抄録
Flask culture methodの有用性を大和病院皮膚科外来で白癬患者の病巣から得られた材料の培養を行って検討した.のべ培養件数156に対してTrichophyton rubrumは55株,はT.rubrumの疑いは4株,T.mentagrophytesは40株,Epidermophyton floccosumは2株分離培養された.同定不能の皮膚糸状菌は29株,汚染糸状菌は11株,酵母様真菌は2株培養された.培養したが真菌が発育しなかった病巣は13であった.のべ培養件数156に対する皮膚糸状菌培養率は83.3%(130/156),皮膚糸状菌同定率は62.2%(97/156),分離培養された皮膚糸状菌130株に対する菌種確定率は74.6%(97/130),T.rubrum/T.mentagrophytes比(TR/TM比)は1.38(55/40)であった.

:::::

[理解度の確認]
1. 白癬培養の抄録を読み、次の問いに答えてください。
(a) T.mentagrophytesは何株分離培養されたか。
(b) 培養したが真菌が発育しなかった病巣はいくつか。
(c) 分離培養された皮膚糸状菌130株に対する菌種確定率は何%か。
2. 白癬培養の抄録の最後の文に続けて、本文を書き進めてください。
エントリはここでは参照不要です。

(保存済みエントリ)
:::::

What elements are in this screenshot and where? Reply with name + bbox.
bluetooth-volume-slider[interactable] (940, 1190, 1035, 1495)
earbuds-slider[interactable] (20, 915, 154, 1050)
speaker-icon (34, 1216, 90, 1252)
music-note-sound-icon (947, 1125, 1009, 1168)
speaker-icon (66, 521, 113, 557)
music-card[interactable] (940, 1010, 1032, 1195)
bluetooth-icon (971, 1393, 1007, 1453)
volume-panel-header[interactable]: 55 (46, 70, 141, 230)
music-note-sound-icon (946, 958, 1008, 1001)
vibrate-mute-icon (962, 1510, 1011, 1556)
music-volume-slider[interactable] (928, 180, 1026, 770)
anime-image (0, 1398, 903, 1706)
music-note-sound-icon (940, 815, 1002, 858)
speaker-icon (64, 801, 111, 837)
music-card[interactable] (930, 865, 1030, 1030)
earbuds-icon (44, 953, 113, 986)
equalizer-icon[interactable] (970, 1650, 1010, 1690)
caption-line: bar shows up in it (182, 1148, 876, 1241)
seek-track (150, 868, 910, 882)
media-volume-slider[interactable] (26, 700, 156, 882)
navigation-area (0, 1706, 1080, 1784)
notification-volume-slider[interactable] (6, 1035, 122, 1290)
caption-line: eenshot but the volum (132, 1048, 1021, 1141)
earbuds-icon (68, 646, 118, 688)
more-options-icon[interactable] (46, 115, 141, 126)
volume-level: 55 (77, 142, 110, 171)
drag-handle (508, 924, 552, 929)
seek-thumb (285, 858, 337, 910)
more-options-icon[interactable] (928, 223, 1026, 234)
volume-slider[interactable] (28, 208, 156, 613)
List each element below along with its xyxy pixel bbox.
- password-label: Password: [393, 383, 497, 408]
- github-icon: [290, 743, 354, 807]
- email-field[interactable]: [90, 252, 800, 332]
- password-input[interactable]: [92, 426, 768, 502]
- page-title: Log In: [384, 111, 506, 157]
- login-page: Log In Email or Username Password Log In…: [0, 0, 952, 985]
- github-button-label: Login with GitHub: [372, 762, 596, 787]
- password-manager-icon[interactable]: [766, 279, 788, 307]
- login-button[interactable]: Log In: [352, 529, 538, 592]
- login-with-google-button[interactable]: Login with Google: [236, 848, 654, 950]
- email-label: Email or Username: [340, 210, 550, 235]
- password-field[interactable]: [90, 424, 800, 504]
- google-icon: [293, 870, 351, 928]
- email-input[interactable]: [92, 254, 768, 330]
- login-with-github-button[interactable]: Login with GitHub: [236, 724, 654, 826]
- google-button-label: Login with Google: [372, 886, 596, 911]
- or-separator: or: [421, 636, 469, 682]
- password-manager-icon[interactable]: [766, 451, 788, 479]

:::::

[解答]
1.
(a) 40株
(b) 13
(c) 74.6%(97/130)

2.
Flask culture methodは培養中の真菌を直接,顕微鏡で観察することができるので大分生子,小分生子,ラセン体などの形成過程を観察するのにも有用であった.T.rubrumでは大分生子,小分生子,紅色色素はともに3週前後に認められ,T.mentagrophytesでは大分生子,小分生子は1~2週後に,ラセン体は約3週後に認められることが多かった.T.rubrumはT.mentagrophytesに比べて大分生子,小分生子形成が遅いと考えられる.
Flask culture methodは皮膚糸状菌の分離培養法としてだけではなく簡便な菌種同定法としてもかなり有用であると考えられる.